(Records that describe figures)

= = =

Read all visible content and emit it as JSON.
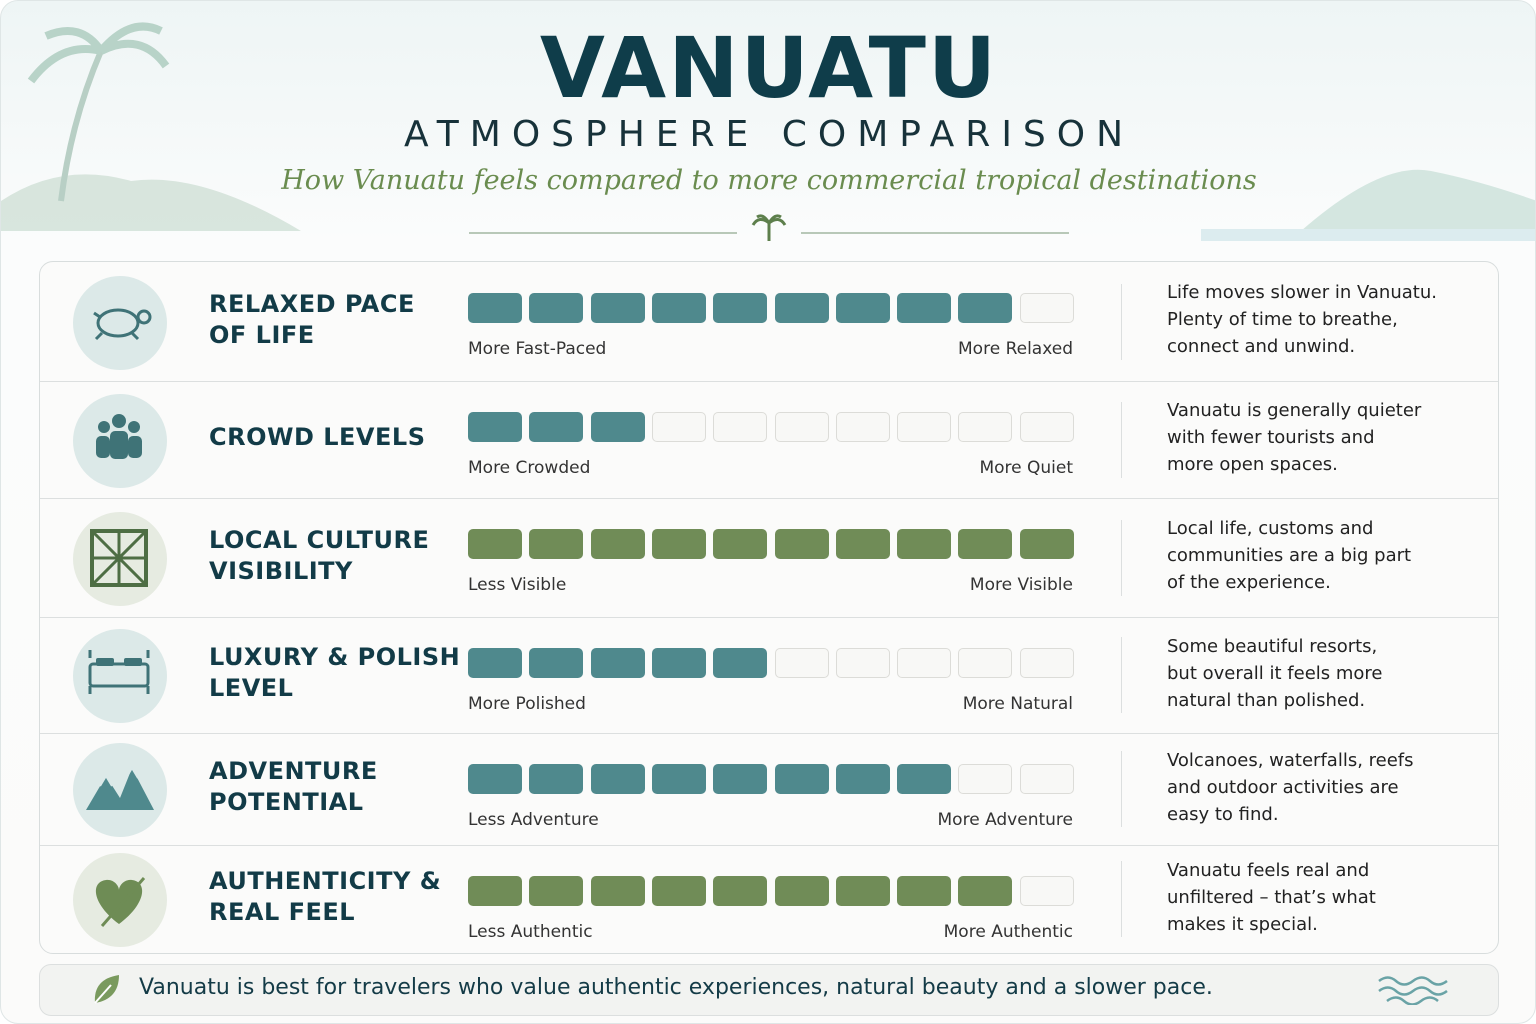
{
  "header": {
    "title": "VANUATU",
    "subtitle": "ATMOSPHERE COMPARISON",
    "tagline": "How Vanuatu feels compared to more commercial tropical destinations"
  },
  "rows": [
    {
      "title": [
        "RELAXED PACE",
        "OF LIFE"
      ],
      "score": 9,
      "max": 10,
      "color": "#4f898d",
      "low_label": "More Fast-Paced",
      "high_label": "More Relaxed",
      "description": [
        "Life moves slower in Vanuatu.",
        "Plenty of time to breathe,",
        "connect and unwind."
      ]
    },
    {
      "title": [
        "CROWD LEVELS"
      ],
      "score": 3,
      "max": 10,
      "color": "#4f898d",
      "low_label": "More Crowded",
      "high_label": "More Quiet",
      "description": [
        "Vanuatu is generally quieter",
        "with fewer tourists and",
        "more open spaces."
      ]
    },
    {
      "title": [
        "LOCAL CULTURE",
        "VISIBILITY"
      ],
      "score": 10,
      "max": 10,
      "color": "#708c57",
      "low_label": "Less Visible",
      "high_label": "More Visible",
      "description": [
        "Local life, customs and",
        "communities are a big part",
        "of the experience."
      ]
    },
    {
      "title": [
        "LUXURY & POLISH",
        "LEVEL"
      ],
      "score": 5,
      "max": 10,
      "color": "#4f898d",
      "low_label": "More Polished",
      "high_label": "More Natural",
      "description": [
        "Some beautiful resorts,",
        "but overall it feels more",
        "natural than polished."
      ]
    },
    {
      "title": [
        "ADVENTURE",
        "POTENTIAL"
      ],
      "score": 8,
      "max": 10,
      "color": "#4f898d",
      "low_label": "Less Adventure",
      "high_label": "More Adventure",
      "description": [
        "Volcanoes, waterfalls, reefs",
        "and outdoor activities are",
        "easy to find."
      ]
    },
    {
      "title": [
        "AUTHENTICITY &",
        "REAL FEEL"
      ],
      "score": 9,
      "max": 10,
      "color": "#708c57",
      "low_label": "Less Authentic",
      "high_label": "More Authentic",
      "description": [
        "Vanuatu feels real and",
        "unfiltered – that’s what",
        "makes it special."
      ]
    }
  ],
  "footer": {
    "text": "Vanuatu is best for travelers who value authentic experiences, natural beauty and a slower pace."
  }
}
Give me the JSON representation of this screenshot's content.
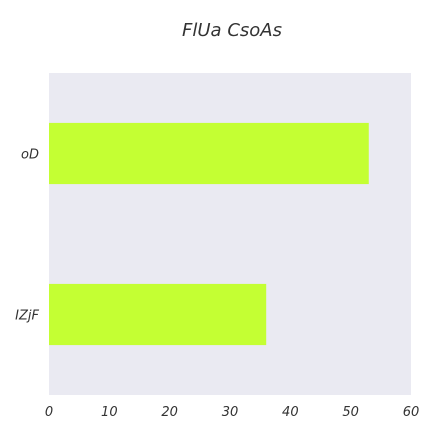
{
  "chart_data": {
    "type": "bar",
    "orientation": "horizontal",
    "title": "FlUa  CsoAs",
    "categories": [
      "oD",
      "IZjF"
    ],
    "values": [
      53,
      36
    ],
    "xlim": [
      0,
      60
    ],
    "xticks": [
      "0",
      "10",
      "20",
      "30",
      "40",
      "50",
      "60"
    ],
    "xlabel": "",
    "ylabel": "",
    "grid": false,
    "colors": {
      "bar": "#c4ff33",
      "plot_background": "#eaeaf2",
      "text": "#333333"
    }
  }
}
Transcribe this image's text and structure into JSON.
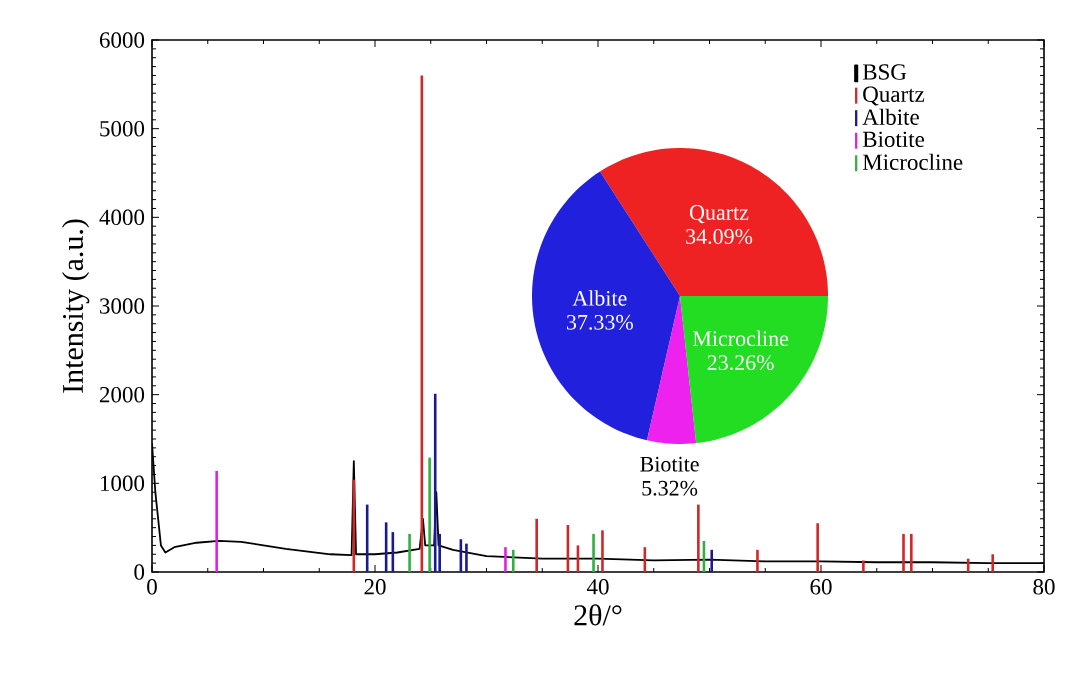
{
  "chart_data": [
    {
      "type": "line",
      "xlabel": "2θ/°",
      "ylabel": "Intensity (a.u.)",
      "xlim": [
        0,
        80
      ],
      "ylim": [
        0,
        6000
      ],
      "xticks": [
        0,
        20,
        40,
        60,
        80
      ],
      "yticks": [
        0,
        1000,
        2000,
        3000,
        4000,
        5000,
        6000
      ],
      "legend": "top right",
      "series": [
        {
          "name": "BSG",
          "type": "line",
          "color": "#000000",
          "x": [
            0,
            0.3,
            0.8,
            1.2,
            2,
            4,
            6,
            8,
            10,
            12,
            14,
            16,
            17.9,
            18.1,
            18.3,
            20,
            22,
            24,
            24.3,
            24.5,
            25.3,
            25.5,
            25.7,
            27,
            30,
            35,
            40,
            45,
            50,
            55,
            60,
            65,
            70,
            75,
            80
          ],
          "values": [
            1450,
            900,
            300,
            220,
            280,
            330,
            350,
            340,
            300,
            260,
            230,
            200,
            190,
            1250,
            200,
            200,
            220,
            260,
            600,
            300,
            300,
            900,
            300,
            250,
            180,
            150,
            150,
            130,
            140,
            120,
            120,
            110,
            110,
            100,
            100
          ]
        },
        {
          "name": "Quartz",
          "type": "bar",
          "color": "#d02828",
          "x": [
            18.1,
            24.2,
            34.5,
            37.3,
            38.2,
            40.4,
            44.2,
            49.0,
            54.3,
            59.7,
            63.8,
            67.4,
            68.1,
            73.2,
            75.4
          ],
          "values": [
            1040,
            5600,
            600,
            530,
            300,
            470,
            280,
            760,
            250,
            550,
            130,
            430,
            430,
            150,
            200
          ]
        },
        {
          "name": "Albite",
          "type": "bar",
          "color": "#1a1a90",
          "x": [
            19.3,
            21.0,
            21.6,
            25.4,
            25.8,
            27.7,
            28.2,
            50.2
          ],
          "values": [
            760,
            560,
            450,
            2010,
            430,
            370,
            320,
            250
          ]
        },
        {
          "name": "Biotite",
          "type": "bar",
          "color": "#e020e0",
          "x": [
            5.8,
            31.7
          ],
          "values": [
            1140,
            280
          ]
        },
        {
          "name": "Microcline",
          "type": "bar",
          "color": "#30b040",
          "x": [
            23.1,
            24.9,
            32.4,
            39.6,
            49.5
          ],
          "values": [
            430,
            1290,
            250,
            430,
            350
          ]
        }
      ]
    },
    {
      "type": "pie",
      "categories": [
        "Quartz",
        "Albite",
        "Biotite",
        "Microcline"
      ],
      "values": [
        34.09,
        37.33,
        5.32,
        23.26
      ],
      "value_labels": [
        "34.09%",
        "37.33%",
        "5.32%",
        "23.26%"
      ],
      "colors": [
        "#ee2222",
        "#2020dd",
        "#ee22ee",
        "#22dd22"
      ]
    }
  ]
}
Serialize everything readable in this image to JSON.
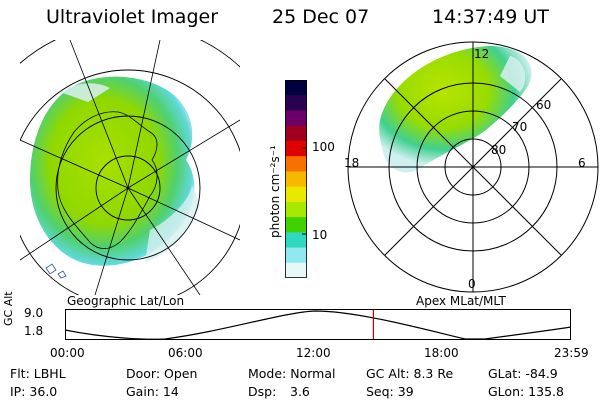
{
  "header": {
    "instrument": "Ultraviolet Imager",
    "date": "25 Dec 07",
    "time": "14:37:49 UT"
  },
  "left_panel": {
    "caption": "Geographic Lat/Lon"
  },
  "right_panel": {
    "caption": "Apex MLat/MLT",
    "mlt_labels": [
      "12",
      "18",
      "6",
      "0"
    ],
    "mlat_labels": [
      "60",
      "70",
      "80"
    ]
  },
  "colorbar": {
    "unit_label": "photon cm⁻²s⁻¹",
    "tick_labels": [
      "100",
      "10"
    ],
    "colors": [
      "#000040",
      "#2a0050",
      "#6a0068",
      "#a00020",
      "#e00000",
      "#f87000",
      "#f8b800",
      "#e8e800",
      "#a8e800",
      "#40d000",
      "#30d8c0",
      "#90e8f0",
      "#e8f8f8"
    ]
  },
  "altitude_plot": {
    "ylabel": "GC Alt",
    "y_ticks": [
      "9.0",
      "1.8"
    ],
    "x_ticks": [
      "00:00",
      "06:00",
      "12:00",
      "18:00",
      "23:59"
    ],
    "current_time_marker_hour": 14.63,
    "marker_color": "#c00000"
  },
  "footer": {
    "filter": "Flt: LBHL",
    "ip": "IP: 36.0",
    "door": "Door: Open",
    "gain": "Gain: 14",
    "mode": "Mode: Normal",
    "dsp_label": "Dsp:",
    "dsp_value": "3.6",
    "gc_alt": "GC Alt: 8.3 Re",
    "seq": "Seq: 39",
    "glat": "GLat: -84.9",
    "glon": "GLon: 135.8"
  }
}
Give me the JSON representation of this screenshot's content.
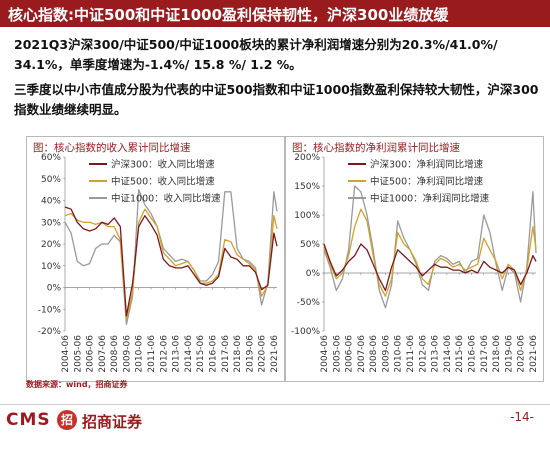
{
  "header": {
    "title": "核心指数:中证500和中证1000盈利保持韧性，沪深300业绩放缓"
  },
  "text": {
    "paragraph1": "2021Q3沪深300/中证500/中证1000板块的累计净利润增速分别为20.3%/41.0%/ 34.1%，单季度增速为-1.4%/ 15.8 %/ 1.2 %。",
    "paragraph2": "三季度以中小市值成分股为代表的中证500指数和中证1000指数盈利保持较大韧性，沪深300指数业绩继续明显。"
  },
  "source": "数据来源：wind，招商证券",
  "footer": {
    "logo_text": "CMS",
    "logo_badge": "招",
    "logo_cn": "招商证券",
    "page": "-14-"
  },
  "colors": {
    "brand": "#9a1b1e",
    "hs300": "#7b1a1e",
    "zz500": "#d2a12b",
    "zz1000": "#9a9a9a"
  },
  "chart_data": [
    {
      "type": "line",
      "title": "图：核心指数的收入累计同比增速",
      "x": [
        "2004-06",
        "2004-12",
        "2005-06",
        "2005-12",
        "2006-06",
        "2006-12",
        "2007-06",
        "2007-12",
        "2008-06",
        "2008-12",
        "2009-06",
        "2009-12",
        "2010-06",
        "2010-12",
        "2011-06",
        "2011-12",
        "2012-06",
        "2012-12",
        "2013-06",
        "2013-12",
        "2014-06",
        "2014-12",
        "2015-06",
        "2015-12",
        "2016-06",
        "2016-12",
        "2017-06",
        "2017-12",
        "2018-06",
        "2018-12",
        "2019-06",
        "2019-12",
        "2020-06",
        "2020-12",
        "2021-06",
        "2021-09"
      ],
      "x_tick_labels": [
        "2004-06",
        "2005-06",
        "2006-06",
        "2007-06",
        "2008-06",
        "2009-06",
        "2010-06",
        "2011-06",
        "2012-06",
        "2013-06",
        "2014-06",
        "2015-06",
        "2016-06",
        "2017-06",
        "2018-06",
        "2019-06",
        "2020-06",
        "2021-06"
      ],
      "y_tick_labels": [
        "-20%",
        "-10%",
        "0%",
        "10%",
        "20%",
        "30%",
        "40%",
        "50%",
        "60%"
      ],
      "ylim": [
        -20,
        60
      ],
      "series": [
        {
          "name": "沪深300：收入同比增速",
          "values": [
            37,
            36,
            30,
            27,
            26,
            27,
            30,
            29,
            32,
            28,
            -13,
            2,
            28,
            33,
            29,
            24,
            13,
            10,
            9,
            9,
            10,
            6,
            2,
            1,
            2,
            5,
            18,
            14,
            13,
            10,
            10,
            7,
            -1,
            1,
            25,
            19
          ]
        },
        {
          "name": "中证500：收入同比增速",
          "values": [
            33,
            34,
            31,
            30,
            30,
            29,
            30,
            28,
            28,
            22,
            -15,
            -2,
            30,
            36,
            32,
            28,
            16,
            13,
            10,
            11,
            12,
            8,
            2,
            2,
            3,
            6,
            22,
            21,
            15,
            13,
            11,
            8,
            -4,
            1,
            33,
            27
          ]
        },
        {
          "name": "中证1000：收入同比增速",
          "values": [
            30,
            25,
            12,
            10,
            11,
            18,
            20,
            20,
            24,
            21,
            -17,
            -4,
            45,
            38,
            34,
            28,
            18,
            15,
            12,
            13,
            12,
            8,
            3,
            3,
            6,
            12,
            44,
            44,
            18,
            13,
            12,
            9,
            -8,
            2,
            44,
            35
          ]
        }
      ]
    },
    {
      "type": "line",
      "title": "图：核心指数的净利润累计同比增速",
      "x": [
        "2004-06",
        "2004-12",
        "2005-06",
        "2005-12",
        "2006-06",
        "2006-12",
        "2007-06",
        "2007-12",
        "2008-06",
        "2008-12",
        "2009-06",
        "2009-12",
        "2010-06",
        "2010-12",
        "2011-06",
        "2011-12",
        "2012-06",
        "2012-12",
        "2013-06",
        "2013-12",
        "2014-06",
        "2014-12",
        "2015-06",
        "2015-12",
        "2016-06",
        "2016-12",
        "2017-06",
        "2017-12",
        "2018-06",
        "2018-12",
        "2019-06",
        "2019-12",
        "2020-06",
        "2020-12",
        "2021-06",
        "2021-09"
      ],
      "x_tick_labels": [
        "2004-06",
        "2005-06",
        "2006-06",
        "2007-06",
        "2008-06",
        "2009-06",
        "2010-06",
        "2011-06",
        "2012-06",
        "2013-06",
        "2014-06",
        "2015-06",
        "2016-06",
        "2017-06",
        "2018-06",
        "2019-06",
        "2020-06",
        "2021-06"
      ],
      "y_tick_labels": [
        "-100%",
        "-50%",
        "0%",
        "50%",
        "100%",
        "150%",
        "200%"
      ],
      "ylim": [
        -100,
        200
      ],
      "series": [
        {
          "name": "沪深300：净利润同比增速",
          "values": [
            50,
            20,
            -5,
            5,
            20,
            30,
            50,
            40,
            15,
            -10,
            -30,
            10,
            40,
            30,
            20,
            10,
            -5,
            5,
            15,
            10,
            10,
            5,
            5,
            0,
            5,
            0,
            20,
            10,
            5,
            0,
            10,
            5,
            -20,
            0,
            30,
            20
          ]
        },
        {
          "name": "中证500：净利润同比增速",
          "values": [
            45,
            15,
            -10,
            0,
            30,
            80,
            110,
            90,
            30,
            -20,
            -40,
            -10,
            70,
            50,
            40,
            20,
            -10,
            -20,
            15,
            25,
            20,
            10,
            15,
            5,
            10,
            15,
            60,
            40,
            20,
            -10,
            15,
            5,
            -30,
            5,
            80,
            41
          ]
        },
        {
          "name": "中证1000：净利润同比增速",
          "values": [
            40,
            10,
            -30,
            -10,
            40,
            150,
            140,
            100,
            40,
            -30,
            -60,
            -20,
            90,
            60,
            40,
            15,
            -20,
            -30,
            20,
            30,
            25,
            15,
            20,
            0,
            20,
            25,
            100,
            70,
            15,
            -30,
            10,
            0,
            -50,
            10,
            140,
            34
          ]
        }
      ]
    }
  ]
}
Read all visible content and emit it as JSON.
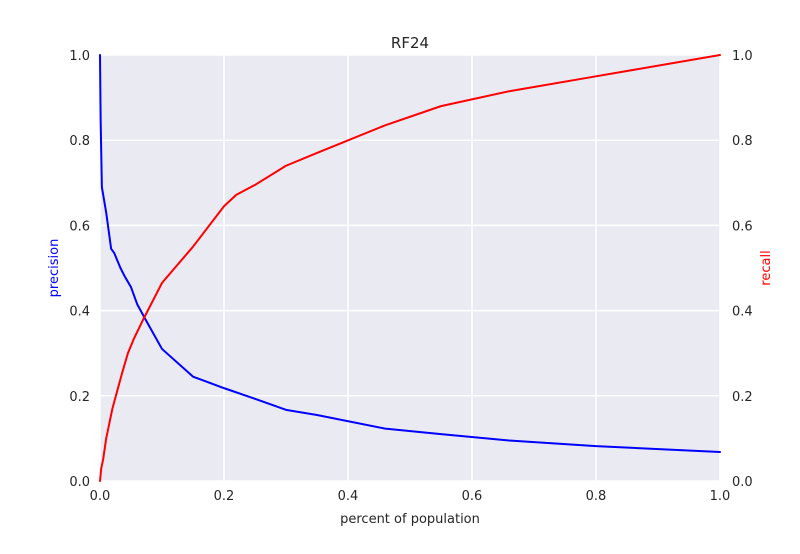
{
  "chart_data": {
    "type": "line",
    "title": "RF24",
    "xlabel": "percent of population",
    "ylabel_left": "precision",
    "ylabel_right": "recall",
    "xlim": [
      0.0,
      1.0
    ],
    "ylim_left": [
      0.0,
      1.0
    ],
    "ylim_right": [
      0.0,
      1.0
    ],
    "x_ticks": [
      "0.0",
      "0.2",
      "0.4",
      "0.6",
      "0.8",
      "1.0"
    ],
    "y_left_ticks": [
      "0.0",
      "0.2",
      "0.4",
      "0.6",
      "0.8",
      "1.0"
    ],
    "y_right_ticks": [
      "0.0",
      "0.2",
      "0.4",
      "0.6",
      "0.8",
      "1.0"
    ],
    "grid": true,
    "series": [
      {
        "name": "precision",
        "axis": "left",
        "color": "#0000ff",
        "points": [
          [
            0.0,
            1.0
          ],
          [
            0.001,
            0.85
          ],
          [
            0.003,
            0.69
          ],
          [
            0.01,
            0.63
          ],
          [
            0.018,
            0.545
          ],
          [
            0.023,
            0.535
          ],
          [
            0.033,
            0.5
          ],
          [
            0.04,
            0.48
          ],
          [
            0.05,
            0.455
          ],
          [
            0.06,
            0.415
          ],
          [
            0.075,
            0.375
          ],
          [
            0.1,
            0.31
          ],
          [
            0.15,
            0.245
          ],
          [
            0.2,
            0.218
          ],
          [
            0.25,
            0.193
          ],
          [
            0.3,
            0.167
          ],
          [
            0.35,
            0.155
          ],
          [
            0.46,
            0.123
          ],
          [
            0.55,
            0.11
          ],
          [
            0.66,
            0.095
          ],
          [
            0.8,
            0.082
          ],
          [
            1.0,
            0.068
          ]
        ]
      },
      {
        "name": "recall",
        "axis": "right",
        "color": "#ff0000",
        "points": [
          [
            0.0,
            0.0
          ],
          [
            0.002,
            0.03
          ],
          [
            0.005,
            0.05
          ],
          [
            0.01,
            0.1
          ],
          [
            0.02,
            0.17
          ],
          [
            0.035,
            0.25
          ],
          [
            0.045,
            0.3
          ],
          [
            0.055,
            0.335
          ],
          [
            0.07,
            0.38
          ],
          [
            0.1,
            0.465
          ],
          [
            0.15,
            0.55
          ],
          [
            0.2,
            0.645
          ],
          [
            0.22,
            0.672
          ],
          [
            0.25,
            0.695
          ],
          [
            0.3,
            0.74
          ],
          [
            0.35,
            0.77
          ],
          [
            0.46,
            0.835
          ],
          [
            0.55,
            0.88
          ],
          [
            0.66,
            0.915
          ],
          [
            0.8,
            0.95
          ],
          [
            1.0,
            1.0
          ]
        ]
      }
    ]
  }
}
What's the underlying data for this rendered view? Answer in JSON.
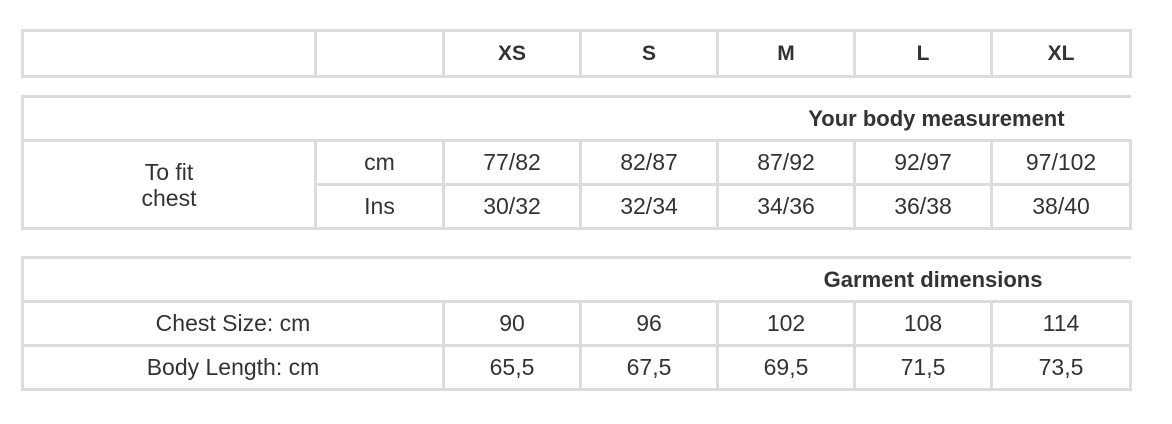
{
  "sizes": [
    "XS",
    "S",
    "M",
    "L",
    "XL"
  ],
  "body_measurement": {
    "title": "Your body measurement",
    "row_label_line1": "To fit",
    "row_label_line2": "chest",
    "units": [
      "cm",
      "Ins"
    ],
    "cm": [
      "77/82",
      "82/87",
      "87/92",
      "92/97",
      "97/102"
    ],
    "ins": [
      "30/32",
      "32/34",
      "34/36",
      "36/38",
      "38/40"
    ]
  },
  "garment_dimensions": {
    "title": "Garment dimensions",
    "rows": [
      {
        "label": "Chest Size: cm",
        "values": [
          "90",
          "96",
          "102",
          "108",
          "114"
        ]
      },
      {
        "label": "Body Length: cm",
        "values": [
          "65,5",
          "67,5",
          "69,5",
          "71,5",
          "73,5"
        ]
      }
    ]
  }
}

= = =

• [THE PROBLEM] Give the count of lines containing "净利润同比增速", with no added text.

• [WORKED ANSWER] 3